Problem requirements:
Show all lines of the listing that contain the word "televisivo".

Source records:
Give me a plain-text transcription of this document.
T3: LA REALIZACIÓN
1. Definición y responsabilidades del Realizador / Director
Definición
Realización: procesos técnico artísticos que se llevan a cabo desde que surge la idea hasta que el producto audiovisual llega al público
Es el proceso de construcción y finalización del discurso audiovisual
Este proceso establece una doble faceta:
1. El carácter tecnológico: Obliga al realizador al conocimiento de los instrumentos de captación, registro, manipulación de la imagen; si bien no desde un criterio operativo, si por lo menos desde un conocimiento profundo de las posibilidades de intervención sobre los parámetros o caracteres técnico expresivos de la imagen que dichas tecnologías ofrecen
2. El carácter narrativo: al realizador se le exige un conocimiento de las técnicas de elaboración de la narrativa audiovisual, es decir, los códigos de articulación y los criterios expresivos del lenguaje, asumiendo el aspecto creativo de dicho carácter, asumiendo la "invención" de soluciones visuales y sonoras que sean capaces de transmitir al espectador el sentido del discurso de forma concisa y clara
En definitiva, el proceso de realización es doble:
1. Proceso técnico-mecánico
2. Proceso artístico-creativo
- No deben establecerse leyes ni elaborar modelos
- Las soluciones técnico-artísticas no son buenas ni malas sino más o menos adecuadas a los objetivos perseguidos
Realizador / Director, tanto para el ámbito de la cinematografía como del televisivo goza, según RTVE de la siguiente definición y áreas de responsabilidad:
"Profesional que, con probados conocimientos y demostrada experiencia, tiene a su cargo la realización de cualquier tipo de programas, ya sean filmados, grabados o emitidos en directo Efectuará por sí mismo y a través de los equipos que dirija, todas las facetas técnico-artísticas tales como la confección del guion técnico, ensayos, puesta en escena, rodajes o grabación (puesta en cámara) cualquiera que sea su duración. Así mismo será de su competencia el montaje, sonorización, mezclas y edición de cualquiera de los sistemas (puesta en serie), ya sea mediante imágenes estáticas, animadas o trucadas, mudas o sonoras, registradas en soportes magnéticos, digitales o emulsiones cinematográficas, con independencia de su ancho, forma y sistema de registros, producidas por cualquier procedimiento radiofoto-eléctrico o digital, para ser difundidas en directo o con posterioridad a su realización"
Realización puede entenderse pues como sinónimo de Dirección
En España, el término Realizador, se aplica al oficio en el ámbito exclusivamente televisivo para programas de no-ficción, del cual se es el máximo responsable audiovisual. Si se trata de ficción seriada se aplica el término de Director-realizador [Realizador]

Answer below:
Realizador / Director, tanto para el ámbito de la cinematografía como del televisivo goza, según RTVE de la siguiente definición y áreas de responsabilidad:
En España, el término Realizador, se aplica al oficio en el ámbito exclusivamente televisivo para programas de no-ficción, del cual se es el máximo responsable audiovisual. Si se trata de ficción seriada se aplica el término de Director-realizador [Realizador]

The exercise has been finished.